Stated exercise: Go through the listing below and list every line with "Visitors".

-*-*-

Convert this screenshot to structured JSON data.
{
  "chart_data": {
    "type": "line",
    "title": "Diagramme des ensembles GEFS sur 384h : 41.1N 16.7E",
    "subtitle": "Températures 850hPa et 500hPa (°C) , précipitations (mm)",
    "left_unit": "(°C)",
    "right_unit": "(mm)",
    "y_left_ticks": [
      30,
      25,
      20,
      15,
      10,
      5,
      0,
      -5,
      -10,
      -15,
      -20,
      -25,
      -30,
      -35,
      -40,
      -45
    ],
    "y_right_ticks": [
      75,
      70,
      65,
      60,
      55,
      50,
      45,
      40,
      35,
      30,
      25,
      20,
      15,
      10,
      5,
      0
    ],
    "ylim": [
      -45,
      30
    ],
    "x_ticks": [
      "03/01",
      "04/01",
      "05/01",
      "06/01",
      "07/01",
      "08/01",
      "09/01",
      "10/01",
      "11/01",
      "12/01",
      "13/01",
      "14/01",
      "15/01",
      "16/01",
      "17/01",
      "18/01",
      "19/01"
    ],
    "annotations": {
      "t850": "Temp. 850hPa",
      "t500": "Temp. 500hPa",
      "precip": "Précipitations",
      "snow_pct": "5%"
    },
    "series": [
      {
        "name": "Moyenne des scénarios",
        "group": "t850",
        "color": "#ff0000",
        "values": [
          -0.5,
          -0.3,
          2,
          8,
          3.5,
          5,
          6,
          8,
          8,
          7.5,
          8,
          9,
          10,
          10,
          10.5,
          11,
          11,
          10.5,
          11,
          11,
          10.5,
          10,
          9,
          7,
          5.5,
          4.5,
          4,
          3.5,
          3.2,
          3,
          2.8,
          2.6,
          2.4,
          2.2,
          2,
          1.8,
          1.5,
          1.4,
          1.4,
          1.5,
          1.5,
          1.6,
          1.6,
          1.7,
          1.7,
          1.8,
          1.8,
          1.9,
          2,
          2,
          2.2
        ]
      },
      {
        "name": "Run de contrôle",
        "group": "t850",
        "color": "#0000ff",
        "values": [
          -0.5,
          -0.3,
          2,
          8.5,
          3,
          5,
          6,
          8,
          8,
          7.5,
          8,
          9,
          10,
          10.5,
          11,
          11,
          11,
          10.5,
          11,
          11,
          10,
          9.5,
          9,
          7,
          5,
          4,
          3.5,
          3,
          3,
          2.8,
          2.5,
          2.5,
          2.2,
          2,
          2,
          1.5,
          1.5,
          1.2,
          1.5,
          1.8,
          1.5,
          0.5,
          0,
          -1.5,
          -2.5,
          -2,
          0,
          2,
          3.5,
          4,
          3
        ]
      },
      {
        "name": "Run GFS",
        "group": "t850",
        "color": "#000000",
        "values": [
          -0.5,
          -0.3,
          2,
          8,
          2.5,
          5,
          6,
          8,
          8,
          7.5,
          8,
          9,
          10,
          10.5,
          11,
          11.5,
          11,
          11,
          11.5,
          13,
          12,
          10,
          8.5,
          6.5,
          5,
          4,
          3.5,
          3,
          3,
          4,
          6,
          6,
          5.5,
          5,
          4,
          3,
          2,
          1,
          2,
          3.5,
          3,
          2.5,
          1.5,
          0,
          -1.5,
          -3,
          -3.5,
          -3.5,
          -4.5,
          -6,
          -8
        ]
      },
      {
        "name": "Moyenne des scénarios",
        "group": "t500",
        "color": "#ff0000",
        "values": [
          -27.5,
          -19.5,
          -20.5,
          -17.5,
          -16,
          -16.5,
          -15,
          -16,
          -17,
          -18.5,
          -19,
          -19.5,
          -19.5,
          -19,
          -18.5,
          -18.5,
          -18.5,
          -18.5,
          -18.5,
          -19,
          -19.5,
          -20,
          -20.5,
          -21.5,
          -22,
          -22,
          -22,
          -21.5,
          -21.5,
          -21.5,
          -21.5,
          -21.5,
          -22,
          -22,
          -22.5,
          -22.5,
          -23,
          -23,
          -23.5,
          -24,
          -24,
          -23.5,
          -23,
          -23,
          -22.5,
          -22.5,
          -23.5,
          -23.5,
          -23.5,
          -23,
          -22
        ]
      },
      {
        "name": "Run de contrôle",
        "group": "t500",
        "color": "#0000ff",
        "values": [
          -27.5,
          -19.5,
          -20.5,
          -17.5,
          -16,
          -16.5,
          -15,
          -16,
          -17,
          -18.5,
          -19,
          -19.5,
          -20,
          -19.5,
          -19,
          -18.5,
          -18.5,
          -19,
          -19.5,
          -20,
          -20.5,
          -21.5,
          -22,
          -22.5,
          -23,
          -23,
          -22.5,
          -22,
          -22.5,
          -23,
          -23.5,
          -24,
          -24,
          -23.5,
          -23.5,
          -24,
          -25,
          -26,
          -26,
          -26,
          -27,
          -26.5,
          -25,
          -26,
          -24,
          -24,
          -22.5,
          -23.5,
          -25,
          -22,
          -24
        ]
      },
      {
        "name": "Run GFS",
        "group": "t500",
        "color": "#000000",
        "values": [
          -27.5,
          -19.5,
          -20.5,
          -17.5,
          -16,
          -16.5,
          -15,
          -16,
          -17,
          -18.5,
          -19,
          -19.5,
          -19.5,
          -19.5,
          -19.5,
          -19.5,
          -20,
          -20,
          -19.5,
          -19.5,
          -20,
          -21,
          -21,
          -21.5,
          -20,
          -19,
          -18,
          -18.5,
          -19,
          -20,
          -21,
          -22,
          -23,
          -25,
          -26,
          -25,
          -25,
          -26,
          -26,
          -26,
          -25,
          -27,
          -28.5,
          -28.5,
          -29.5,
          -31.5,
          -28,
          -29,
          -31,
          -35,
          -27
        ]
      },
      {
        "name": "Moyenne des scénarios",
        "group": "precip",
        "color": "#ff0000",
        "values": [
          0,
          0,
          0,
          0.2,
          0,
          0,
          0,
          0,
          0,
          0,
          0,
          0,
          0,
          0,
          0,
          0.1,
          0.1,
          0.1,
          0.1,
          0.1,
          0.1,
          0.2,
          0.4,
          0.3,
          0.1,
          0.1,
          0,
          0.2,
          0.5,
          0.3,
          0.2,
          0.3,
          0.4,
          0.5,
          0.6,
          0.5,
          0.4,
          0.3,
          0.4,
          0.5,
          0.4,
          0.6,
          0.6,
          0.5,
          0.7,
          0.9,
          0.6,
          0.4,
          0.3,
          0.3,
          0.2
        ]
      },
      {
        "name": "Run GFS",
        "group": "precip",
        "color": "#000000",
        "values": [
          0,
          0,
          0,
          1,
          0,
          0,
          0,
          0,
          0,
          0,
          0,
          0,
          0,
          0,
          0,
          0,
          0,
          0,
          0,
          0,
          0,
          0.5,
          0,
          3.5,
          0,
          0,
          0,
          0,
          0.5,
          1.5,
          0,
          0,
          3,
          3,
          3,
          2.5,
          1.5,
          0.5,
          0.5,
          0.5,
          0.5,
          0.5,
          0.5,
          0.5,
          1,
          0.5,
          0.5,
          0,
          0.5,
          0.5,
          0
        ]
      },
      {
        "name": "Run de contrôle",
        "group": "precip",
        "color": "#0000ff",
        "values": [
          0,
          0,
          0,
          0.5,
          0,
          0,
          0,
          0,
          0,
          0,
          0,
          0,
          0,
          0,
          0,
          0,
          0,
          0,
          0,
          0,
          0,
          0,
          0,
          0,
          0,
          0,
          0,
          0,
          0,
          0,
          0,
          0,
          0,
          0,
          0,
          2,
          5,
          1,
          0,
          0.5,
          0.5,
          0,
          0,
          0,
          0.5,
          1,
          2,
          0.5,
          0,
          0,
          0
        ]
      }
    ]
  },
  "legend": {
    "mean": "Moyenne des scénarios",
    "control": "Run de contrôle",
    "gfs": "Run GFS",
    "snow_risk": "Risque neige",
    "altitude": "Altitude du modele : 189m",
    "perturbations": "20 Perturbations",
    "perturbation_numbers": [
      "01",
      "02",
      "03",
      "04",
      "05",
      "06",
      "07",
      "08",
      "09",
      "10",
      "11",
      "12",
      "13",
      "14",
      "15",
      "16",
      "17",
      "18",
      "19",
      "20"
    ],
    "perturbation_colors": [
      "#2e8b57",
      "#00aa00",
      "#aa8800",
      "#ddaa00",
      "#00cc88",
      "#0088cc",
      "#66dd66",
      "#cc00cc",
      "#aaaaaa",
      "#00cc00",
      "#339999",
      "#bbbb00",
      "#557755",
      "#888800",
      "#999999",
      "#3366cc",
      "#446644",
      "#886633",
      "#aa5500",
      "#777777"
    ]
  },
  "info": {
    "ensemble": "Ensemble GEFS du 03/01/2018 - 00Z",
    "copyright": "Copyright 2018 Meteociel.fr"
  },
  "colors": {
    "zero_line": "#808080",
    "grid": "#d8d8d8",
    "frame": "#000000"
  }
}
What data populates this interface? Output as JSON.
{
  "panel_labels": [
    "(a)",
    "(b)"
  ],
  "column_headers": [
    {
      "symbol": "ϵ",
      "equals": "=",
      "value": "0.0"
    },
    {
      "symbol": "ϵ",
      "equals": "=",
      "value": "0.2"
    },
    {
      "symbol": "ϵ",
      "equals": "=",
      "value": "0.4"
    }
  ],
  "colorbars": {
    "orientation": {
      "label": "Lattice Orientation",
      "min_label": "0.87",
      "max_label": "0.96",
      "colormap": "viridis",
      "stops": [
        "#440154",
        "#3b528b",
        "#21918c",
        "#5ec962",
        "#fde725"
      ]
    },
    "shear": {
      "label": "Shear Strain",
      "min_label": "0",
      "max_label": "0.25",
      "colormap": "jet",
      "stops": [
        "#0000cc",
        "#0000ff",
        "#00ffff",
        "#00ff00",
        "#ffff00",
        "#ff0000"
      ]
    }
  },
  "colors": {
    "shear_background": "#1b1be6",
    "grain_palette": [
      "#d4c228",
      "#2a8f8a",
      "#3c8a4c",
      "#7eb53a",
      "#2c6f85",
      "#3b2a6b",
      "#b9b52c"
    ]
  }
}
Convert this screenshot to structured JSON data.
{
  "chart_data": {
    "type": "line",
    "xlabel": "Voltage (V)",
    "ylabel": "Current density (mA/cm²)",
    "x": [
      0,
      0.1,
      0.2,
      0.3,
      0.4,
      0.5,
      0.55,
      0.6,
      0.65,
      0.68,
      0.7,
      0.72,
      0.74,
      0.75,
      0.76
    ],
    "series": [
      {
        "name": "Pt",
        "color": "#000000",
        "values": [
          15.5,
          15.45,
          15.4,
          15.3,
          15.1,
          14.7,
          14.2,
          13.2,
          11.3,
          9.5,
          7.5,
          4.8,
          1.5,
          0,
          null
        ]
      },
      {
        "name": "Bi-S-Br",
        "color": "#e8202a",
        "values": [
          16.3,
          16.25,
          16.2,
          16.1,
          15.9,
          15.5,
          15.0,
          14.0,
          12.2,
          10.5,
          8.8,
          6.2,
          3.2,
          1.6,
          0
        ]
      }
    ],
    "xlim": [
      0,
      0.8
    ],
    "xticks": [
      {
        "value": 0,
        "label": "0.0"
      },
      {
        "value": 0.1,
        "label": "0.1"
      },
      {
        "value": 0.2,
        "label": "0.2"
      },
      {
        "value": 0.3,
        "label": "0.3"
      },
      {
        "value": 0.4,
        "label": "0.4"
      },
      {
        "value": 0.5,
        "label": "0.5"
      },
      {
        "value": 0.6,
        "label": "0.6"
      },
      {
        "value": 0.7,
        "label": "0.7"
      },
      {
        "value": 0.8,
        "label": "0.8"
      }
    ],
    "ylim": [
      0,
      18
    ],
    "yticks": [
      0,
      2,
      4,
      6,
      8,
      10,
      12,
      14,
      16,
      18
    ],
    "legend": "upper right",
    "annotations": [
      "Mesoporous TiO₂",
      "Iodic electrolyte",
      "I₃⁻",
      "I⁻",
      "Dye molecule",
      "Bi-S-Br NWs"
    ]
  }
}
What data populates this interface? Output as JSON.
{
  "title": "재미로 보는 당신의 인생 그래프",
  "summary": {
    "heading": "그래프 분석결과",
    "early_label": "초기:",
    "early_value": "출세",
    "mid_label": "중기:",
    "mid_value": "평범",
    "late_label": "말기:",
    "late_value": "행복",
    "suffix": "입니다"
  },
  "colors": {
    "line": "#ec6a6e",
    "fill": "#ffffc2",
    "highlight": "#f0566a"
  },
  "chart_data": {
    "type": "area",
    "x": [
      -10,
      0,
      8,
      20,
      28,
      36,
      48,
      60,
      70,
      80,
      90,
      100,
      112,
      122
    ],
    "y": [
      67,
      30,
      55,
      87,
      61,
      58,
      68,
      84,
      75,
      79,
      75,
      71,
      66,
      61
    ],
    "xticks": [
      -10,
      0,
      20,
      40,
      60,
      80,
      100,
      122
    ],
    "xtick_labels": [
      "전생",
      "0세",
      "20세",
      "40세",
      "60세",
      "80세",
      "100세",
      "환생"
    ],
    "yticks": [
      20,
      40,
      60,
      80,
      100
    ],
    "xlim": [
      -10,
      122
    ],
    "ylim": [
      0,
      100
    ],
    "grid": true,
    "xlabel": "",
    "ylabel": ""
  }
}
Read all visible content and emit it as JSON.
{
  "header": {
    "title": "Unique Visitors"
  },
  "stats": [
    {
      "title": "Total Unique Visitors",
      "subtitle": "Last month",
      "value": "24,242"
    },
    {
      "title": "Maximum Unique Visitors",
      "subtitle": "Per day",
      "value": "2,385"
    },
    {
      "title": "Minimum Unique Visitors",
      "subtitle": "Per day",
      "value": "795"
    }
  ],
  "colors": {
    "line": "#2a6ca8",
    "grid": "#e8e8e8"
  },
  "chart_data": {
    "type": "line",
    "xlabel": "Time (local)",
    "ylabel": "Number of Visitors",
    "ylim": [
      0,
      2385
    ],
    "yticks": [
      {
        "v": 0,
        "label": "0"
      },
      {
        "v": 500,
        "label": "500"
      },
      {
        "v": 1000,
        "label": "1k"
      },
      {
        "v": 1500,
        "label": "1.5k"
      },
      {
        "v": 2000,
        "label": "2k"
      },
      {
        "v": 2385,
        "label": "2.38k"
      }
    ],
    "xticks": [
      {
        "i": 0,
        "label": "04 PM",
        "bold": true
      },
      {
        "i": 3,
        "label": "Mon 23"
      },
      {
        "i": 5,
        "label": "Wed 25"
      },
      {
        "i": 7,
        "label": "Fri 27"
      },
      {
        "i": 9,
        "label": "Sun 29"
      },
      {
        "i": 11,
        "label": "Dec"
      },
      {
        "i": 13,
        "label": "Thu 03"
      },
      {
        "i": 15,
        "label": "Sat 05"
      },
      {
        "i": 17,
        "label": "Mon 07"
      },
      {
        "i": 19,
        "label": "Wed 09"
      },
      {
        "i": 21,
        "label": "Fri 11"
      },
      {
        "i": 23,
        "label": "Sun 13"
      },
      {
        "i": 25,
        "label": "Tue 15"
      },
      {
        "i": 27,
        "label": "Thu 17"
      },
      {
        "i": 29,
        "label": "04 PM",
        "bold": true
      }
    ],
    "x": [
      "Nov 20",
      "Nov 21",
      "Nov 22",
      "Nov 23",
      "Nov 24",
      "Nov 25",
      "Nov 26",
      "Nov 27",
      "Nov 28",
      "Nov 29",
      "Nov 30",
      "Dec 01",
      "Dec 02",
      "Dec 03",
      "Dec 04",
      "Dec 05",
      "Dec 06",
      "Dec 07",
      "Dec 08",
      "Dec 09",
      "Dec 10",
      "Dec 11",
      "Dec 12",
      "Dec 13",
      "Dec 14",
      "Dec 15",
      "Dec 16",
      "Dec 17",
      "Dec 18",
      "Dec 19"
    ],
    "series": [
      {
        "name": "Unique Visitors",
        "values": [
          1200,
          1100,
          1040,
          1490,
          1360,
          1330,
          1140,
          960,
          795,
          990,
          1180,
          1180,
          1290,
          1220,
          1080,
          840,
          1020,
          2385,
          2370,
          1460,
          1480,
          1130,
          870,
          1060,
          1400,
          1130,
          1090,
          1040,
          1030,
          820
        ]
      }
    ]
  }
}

-*-*-

Answer for this exercise:
    "title": "Unique Visitors"
      "title": "Total Unique Visitors",
      "title": "Maximum Unique Visitors",
      "title": "Minimum Unique Visitors",
    "ylabel": "Number of Visitors",
        "name": "Unique Visitors",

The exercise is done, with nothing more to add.